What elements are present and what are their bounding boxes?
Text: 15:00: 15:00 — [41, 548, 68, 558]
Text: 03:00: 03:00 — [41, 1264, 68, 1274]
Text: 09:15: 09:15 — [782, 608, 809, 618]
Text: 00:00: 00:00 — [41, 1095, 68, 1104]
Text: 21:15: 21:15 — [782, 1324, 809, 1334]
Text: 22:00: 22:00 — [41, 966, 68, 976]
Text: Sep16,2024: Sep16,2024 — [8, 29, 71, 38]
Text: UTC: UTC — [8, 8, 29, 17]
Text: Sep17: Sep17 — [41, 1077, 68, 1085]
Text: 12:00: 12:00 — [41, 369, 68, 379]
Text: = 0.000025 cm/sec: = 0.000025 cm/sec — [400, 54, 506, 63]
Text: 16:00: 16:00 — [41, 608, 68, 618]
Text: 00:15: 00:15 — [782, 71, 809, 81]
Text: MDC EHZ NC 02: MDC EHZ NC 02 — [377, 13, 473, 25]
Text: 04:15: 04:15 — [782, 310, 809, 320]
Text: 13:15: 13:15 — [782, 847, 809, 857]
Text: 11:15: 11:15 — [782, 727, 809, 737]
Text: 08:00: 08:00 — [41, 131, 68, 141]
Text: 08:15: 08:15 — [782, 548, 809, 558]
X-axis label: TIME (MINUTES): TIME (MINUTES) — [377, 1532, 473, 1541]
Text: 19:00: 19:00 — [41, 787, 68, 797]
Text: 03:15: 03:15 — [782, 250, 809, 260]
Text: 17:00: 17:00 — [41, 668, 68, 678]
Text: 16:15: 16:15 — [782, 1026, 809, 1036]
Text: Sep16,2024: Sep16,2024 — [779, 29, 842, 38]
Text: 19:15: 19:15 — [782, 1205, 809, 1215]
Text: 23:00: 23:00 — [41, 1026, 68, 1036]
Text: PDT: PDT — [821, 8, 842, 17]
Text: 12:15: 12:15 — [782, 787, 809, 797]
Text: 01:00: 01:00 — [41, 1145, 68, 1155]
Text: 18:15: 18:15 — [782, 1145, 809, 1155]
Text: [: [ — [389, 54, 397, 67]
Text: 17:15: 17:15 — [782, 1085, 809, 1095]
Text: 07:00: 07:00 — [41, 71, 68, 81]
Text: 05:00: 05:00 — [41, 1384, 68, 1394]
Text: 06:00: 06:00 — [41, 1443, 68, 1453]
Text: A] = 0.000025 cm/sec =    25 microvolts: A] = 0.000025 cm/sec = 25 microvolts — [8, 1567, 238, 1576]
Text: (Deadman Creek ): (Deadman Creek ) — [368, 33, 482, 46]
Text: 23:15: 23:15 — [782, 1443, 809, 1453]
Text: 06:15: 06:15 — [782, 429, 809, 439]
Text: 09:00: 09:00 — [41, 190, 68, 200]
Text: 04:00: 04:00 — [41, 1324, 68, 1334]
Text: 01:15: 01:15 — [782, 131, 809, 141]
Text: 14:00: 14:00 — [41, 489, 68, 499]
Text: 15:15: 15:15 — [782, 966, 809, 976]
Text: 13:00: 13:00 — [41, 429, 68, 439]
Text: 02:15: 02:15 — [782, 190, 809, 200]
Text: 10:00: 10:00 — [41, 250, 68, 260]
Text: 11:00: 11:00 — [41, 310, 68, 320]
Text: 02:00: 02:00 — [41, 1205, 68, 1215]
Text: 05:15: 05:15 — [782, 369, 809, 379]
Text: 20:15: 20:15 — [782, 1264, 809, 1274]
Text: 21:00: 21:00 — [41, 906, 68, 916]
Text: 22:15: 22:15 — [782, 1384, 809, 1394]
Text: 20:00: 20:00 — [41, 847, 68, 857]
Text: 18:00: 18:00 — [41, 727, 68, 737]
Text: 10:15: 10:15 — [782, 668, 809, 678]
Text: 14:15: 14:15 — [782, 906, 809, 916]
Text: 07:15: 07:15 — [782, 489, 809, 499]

What to do | Render everything from the start of the items down to and including the line containing "Text: 00:15: 00:15 — [782, 71, 809, 81]" as a Markdown table with the columns No. and Entry, one numbered row per line and no blank lines.

Result |
| No. | Entry |
|---|---|
| 1 | What elements are present and what are their bounding boxes? |
| 2 | Text: 15:00: 15:00 — [41, 548, 68, 558] |
| 3 | Text: 03:00: 03:00 — [41, 1264, 68, 1274] |
| 4 | Text: 09:15: 09:15 — [782, 608, 809, 618] |
| 5 | Text: 00:00: 00:00 — [41, 1095, 68, 1104] |
| 6 | Text: 21:15: 21:15 — [782, 1324, 809, 1334] |
| 7 | Text: 22:00: 22:00 — [41, 966, 68, 976] |
| 8 | Text: Sep16,2024: Sep16,2024 — [8, 29, 71, 38] |
| 9 | Text: UTC: UTC — [8, 8, 29, 17] |
| 10 | Text: Sep17: Sep17 — [41, 1077, 68, 1085] |
| 11 | Text: 12:00: 12:00 — [41, 369, 68, 379] |
| 12 | Text: = 0.000025 cm/sec: = 0.000025 cm/sec — [400, 54, 506, 63] |
| 13 | Text: 16:00: 16:00 — [41, 608, 68, 618] |
| 14 | Text: 00:15: 00:15 — [782, 71, 809, 81] |